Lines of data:

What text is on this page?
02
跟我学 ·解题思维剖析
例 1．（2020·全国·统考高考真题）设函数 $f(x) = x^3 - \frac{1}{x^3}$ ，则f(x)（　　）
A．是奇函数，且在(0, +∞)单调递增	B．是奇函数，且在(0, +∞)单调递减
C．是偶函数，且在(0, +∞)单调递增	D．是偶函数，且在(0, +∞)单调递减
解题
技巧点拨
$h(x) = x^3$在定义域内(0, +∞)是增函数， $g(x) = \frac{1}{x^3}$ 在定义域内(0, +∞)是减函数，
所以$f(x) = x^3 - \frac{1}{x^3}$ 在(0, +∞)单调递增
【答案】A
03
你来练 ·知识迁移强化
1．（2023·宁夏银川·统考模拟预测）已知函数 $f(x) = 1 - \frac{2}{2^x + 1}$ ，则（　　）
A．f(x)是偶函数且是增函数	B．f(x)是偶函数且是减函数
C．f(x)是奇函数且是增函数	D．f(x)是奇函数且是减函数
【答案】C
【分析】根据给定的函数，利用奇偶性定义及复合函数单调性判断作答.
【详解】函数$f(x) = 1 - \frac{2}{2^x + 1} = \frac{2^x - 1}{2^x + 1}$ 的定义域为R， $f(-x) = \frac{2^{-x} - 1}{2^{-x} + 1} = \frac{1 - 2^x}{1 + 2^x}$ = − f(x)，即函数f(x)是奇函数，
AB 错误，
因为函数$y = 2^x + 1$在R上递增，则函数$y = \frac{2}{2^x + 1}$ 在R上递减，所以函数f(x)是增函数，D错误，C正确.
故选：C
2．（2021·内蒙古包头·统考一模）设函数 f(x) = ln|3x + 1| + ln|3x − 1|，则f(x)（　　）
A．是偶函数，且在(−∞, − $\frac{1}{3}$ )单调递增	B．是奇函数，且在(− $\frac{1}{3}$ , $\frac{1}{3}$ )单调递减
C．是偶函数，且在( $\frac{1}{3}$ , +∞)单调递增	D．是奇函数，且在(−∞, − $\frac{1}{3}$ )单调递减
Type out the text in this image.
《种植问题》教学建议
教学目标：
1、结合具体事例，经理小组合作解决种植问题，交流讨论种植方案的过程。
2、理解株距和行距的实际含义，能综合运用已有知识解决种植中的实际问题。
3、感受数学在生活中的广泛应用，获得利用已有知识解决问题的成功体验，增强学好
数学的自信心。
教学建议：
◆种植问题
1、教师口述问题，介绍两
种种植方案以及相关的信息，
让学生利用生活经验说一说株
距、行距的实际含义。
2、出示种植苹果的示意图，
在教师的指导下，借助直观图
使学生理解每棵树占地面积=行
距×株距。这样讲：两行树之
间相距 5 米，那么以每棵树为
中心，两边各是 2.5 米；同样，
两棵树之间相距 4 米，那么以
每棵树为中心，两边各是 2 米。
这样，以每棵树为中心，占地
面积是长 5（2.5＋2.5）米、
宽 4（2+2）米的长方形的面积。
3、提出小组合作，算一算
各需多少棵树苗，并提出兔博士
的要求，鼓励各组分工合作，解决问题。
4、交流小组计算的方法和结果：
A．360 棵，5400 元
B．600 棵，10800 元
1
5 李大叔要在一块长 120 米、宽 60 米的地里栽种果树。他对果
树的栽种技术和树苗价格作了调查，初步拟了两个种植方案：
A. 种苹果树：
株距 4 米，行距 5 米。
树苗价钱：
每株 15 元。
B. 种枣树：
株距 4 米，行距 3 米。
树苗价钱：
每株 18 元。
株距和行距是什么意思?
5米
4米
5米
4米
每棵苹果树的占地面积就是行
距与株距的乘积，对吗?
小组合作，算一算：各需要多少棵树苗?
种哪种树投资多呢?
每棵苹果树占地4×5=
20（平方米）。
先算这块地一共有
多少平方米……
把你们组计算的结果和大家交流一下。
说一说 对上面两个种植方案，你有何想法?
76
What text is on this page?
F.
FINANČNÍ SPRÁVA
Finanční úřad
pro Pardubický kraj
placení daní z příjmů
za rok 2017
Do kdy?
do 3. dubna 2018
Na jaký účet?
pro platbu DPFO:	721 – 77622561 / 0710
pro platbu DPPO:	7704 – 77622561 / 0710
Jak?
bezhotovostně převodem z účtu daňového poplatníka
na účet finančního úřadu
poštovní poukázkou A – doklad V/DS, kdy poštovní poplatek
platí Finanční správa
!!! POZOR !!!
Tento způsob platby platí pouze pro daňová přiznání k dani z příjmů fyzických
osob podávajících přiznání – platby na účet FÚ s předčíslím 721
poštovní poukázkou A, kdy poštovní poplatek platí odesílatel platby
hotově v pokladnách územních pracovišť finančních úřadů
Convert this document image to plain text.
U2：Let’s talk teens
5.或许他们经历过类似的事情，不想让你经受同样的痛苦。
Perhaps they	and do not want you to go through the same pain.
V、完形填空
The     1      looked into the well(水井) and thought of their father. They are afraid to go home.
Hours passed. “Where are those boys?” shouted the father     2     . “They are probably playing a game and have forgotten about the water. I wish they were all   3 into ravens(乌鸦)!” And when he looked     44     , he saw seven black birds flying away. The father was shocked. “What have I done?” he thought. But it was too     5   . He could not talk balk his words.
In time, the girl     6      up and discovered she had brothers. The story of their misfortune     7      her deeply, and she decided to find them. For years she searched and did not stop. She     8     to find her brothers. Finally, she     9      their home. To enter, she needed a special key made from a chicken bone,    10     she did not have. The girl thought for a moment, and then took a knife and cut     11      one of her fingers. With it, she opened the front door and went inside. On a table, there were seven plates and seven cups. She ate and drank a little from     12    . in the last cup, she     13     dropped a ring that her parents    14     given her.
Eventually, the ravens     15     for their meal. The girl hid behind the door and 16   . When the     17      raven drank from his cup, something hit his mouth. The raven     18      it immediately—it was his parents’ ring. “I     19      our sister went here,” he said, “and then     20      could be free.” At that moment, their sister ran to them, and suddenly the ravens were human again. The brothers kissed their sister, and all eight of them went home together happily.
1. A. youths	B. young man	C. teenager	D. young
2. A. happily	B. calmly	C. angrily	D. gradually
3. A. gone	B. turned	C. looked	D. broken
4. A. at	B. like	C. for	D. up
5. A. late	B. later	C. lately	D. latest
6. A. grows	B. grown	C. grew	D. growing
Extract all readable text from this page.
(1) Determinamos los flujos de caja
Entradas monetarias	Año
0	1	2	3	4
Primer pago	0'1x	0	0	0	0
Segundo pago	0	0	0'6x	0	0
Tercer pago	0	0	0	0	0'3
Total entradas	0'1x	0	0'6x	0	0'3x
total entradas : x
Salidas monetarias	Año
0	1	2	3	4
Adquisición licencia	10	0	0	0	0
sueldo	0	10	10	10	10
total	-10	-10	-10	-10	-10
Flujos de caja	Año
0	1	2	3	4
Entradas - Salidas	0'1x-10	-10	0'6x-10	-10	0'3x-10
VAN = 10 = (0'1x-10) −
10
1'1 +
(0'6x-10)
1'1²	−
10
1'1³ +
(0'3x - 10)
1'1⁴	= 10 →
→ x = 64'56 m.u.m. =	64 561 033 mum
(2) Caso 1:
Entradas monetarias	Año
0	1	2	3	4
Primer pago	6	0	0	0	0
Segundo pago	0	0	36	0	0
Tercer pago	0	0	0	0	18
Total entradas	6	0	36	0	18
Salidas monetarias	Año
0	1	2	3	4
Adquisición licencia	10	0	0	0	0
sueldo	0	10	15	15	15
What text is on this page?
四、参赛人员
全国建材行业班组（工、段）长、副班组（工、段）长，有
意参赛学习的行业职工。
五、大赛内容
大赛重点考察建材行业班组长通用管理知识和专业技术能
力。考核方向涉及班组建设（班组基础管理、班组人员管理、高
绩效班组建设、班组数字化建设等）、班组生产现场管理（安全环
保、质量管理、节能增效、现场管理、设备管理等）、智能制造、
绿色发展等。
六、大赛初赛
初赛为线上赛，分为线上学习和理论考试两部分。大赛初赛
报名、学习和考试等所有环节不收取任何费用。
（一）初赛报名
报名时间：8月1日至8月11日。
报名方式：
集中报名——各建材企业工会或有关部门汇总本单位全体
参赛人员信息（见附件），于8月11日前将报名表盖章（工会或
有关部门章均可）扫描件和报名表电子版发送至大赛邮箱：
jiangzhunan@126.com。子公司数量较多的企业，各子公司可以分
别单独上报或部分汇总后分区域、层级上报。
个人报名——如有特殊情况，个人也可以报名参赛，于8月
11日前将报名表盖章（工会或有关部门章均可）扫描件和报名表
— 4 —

GIVEN PROBLEM
Spot every line that holds "image" and copy it.

FINISHED EXERCISE
Type out the text in this image.
Convert this document image to plain text.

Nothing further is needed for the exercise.